In addition, a significant proportion of the Company's revenue comes from the operations of its subsidiary, CASC. If the services of one or more of the three founders of CASC are lost to the Company then this may adversely affect the Company's financial performance and/or financial position.

Specific Risks (CONTINUED)

Key customers

A material proportion of the Company's revenue has historically come from a small number of key customers. Should the Company's relationship with these customers deteriorate or should the customers terminate or default on contracts, or fail to enter into new contracts, then it is likely that this will adversely affect the Company's financial performance, and/or financial position.

Inability to fund capital expenditure and opportunities

GCS may need additional funds to develop opportunities of a kind that will require it to raise additional capital from equity or debt sources. Any additional equity financing may be dilutive to Shareholders, and debt financing, if available, may involve restrictions on financing and operating activities. There is no certainty the Company will be able to raise such funds on acceptable terms or at all. If the Company is unable to obtain such additional funding it may be required to reduce the scope of its anticipated activities, which could adversely affect its financial position and operating results.

Labour constraints and rising labour costs

The operations of GCS are labour intensive and the future growth of the Company is highly dependent on its ability to retain existing personnel and recruit and retain additional employees. WA is currently experiencing a shortage of labour required to undertake construction services. Should the Company fail to retain existing employees and recruit and retain additional personnel, this may have a negative impact on existing operations and future growth prospects of the Company and adversely affect the financial performance and/ or financial position of the Company.

Required work:
1) According to the company risk factors text, how many founders does CASC have?
2) Extend the company risk factors text by continuing after its final paragraph in the same style.

Given data:

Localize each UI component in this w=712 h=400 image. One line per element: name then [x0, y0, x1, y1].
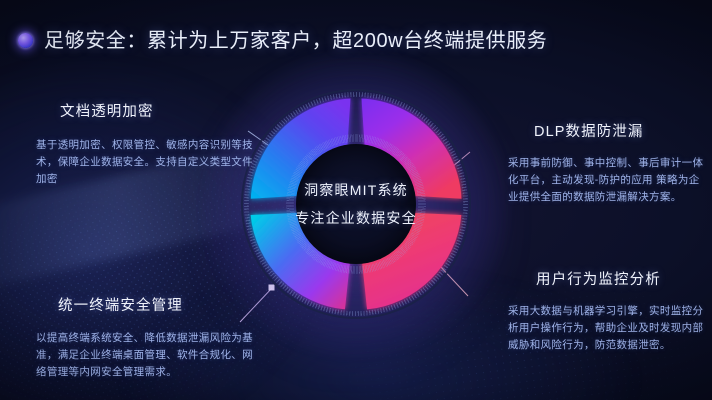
- infographic-slide: 足够安全：累计为上万家客户，超200w台终端提供服务: [0, 0, 712, 400]
- background-vignette: [0, 0, 712, 400]
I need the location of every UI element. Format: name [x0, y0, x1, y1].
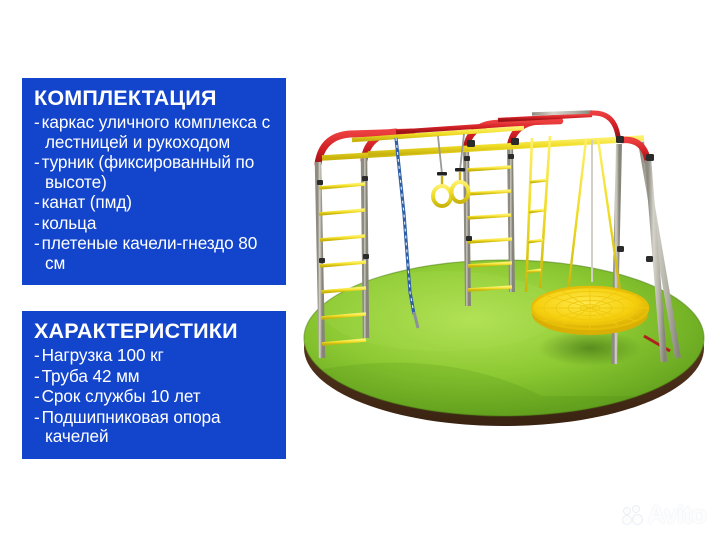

Expected responses:
1) Three.

2)
The shortage of labour has caused labour costs to rise sharply. It is likely that labour costs will continue to rise. If GCS is unable to increase prices to offset these rises, then its financial performance and/or financial position may be adversely affected.

Meeting contractual requirements and Price risk

Operations of the Company's subsidiary, CASC are generally characterised by large, long term fixed price contracts. The terms of these contracts are generally onerous on CASC as the contractor. Typically they contain, amongst other things, a liability on CASC for non-performance and liquidated damages for late delivery.

Extensive indemnities are given by CASC. Further, these contracts generally provide that the lead contractor is under no obligation to pay for services provided in the event that the ultimate customer defaults on their contractual obligations with the lead contractor.

There is also pricing risk in respect of CASC's current and future contracts. If the initial estimate of costs by CASC in tendering projects that it has tendered for has been understated or costs increase by a margin greater than that accounted for in the pricing of the contracts, then this will adversely affect the Company's financial performance and/or financial position. Further, if future CASC fixed price contracts are priced incorrectly, or costs increase above those anticipated at the time of entering the contracts, this may adversely affect the Company's financial performance and/or financial position.

A portion of GCS's other business is based on the supply of plant and equipment and labour to erect and dismantle for a fixed price. If the amount of plant and equipment required for a particular job or the number of man hours to erect and dismantle is underestimated then this may adversely affect the Company's financial performance and/or financial position.

Specific Risks (CONTINUED)

Meeting contractual requirements and Price risk (continued)

Fixed price contracts also expose the Company to risks of work interruptions, such as inclement weather conditions, causing potential delays to project work. GCS may be contractually obliged by project time frames or in order to maintain key customer relationships to bear the costs of additional resources required to meet customer project deadlines. Further, the contracts of CASC may contain liquidated damages in the event that the project timetable is not achieved. Prolonged work interruptions may adversely impact the Company's financial performance and/or financial position.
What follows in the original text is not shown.